> [WHAT TO WORK ON]:
Reproduce only the lines of the items below running from the line containing "back-button[interactable]: ← bbox=[6, 46, 38, 78]" down to the line containing "member-detail: Edit Delete", both included, with "frappe-icon" swapped for "logo-icon" and everything else left unchanged.

> [DATASET EXCERPTS]:
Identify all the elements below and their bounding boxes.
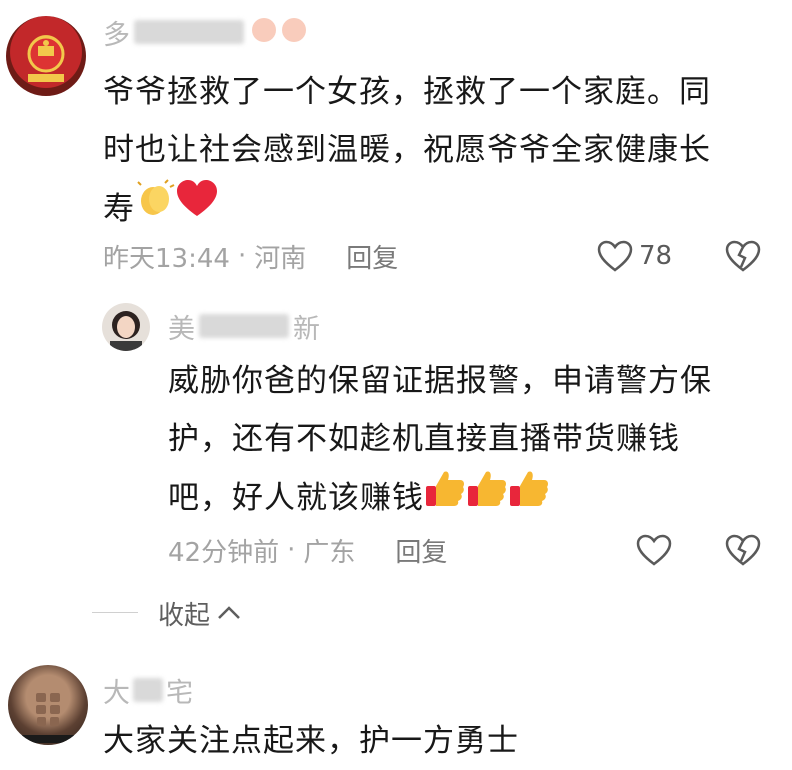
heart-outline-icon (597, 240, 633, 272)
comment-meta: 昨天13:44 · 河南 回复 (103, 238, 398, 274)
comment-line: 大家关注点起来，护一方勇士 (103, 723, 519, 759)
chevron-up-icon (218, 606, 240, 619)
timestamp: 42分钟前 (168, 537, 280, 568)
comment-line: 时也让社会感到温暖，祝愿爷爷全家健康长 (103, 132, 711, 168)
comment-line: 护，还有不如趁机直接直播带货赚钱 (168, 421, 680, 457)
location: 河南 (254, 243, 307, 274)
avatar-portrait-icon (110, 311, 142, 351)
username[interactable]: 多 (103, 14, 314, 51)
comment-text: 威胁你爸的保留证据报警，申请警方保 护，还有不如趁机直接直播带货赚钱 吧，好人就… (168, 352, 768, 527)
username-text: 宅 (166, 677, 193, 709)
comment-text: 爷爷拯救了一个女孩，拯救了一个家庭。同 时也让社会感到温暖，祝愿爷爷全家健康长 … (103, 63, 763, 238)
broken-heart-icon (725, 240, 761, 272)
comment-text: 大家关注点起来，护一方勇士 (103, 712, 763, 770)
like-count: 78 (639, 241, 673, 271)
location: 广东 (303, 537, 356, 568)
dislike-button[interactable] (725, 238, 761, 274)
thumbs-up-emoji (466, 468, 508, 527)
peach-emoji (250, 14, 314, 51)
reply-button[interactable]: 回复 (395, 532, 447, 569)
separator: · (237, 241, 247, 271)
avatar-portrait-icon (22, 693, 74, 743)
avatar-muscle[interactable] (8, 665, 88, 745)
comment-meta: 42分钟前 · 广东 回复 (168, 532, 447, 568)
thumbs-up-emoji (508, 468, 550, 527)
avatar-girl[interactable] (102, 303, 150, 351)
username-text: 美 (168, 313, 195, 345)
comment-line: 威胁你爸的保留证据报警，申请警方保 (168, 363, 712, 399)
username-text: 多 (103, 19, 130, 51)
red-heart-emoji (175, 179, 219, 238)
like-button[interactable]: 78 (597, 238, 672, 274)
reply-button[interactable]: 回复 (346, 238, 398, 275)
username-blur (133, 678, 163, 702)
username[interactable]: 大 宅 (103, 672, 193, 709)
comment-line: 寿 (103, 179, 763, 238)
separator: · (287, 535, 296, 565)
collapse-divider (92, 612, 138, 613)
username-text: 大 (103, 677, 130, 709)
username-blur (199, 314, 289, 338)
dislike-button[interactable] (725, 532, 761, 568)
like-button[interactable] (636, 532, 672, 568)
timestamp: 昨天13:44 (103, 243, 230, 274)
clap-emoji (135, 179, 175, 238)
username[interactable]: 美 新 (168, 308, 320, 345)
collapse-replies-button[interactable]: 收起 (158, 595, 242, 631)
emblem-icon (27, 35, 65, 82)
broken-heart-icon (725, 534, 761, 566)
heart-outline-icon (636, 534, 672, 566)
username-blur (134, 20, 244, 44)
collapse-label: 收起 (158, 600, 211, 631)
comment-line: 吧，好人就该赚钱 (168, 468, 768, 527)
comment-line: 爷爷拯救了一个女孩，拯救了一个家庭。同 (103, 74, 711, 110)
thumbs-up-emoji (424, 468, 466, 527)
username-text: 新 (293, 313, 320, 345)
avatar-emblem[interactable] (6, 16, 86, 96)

---

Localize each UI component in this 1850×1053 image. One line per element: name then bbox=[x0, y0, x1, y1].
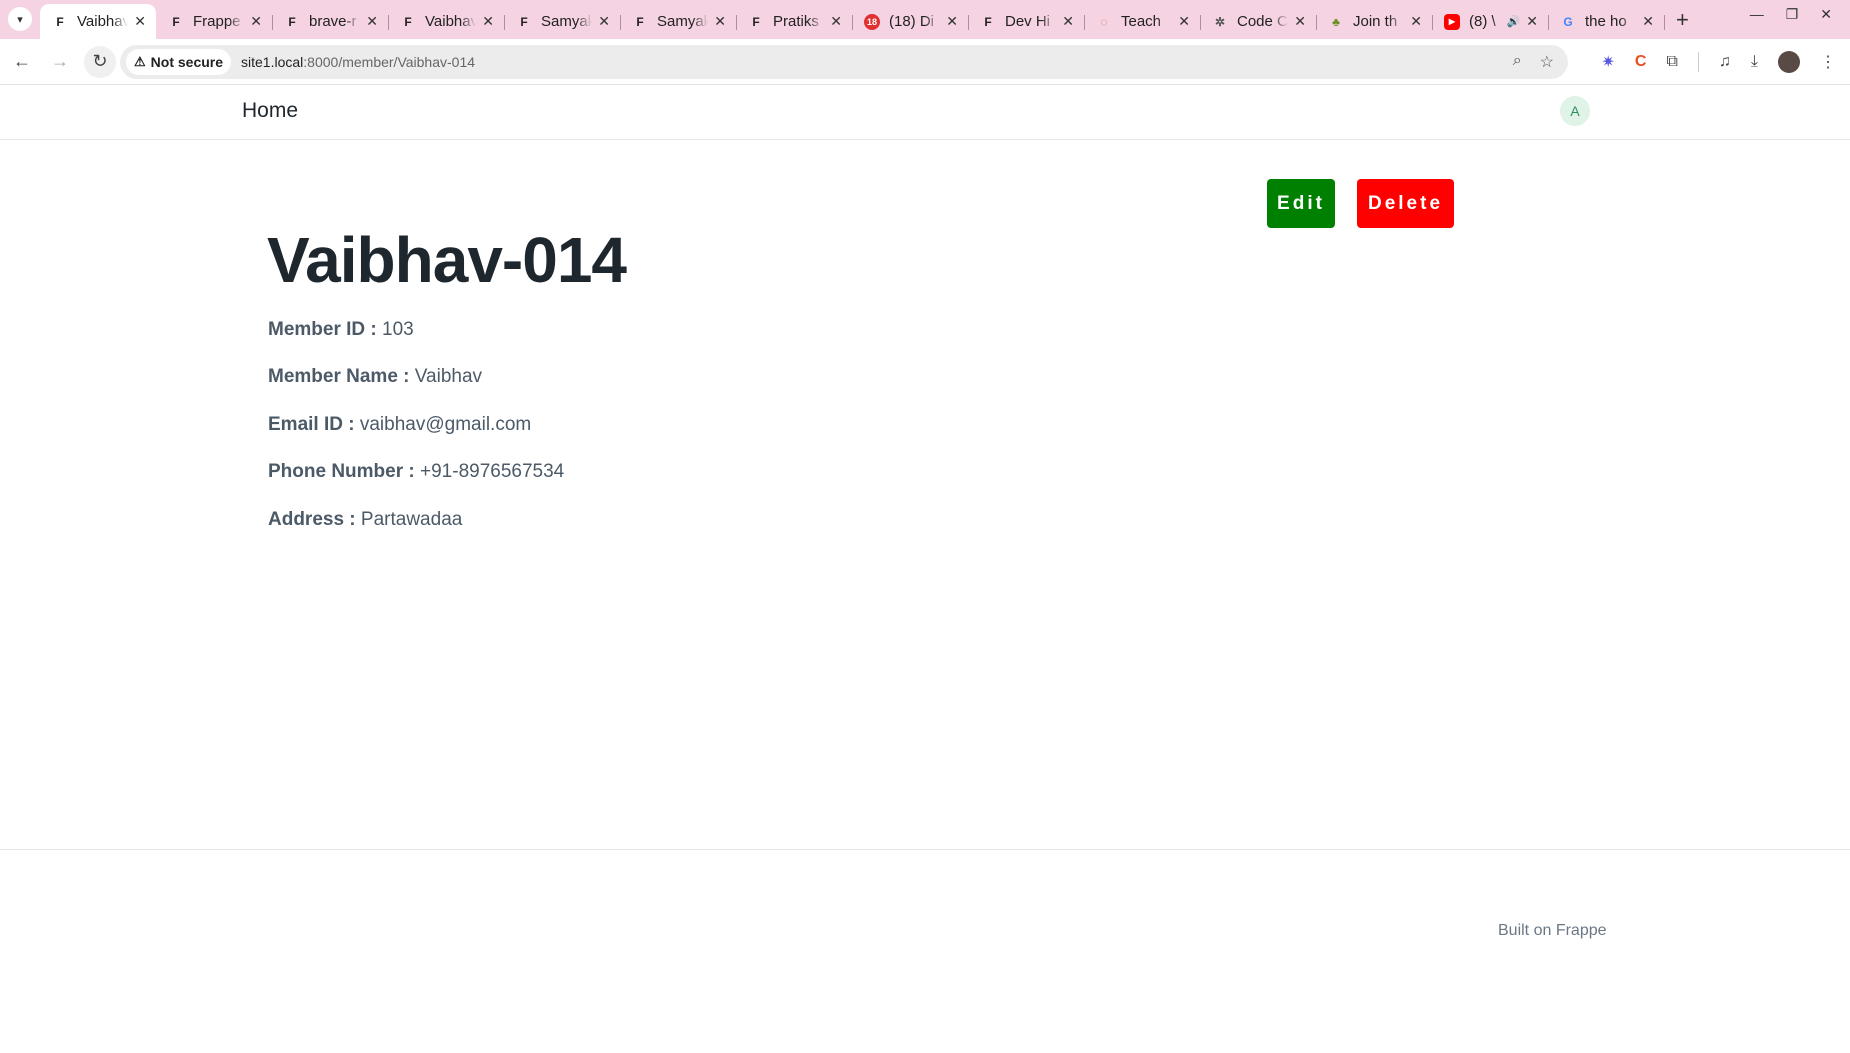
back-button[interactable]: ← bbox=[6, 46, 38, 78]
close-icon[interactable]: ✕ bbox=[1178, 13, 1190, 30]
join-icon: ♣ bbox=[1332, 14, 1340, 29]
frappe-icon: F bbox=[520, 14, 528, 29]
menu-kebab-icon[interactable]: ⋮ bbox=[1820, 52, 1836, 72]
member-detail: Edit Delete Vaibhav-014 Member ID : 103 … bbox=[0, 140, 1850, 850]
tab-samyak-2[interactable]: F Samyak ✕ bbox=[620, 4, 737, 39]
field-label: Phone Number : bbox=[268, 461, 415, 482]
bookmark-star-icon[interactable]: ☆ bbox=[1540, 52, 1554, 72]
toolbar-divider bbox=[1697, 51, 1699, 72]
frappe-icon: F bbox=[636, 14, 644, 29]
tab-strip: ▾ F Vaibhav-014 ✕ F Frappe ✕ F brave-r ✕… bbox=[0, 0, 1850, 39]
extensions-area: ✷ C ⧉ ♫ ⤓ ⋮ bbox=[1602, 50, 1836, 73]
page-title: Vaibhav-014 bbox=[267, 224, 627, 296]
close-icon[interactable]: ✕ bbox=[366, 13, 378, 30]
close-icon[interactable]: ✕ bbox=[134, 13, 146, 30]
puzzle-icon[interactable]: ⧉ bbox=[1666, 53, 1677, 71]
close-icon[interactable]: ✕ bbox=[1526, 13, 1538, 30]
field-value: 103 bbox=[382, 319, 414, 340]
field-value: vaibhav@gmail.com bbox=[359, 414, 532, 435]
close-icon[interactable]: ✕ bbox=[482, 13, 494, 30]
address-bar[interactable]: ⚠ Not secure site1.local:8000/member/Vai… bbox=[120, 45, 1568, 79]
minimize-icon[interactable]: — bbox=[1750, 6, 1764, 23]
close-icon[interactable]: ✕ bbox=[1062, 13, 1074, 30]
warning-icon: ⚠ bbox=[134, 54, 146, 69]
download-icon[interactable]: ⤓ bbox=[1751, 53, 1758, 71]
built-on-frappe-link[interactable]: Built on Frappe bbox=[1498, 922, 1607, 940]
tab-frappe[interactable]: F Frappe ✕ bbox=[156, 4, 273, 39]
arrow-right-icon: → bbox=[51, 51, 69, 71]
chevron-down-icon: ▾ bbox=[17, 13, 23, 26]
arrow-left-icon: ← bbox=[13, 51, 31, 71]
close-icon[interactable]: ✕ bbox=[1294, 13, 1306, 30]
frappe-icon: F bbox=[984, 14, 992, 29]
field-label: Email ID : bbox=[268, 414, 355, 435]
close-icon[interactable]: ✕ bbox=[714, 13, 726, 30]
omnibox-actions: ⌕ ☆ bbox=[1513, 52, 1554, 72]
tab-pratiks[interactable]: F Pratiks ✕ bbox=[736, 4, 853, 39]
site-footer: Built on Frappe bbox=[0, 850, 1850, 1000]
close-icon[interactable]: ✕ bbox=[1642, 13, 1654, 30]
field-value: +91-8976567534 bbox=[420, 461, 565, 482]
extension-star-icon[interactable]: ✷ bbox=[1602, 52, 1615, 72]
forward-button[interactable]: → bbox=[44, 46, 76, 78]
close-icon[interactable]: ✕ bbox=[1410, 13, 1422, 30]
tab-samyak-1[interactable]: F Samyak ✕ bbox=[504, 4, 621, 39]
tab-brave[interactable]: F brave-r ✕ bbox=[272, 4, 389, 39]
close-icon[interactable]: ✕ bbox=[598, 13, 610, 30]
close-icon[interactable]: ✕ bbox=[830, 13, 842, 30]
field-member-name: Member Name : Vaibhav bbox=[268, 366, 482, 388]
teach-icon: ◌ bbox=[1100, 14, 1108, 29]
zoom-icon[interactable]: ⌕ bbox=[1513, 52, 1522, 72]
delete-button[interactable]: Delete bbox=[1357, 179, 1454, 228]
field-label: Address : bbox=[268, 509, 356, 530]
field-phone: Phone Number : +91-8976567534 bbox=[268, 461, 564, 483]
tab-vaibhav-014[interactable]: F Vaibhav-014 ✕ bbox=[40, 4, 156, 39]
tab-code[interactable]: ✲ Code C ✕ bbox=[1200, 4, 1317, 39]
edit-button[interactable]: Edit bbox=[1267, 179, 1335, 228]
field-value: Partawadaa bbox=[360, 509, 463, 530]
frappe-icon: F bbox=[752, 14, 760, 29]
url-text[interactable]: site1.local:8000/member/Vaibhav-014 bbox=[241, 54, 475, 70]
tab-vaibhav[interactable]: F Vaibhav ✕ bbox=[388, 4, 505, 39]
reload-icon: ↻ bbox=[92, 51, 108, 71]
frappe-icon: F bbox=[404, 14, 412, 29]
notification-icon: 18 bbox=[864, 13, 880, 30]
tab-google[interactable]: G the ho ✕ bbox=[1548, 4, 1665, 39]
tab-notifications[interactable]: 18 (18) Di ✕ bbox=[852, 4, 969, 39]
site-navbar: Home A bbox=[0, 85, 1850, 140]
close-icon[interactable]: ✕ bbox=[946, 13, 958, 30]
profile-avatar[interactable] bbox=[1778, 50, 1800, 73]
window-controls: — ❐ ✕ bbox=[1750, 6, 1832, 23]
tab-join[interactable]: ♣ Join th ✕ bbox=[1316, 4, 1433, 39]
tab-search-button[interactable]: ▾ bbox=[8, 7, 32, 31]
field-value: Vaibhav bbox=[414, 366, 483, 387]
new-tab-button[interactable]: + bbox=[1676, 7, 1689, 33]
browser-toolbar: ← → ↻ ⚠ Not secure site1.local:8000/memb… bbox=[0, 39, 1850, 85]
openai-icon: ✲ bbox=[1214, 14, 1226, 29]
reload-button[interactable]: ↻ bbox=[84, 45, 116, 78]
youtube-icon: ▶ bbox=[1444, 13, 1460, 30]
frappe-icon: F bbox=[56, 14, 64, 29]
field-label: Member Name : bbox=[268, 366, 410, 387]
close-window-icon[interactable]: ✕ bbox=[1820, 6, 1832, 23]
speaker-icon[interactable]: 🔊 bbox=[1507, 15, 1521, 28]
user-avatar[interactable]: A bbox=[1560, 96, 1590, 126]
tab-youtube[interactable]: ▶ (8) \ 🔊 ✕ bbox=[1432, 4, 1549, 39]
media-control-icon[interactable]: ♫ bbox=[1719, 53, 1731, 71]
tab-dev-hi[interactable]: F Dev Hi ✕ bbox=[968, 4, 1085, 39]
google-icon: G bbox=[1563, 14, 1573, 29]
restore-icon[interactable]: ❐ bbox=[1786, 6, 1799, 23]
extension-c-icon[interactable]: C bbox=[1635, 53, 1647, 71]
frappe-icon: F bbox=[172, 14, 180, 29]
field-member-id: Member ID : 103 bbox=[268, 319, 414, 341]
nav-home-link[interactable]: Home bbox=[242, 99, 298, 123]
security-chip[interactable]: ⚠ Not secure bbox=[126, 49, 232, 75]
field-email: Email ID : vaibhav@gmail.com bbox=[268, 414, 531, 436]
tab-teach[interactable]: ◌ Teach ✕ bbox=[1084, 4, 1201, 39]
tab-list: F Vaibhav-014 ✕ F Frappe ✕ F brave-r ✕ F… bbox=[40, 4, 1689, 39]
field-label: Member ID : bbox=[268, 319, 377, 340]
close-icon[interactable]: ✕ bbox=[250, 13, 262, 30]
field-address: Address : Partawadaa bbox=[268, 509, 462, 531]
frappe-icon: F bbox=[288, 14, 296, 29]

> [SOLUTION BELOW]:
back-button[interactable]: ← bbox=[6, 46, 38, 78]
close-icon[interactable]: ✕ bbox=[1178, 13, 1190, 30]
join-icon: ♣ bbox=[1332, 14, 1340, 29]
logo-icon: F bbox=[520, 14, 528, 29]
menu-kebab-icon[interactable]: ⋮ bbox=[1820, 52, 1836, 72]
member-detail: Edit Delete Vaibhav-014 Member ID : 103 … bbox=[0, 140, 1850, 850]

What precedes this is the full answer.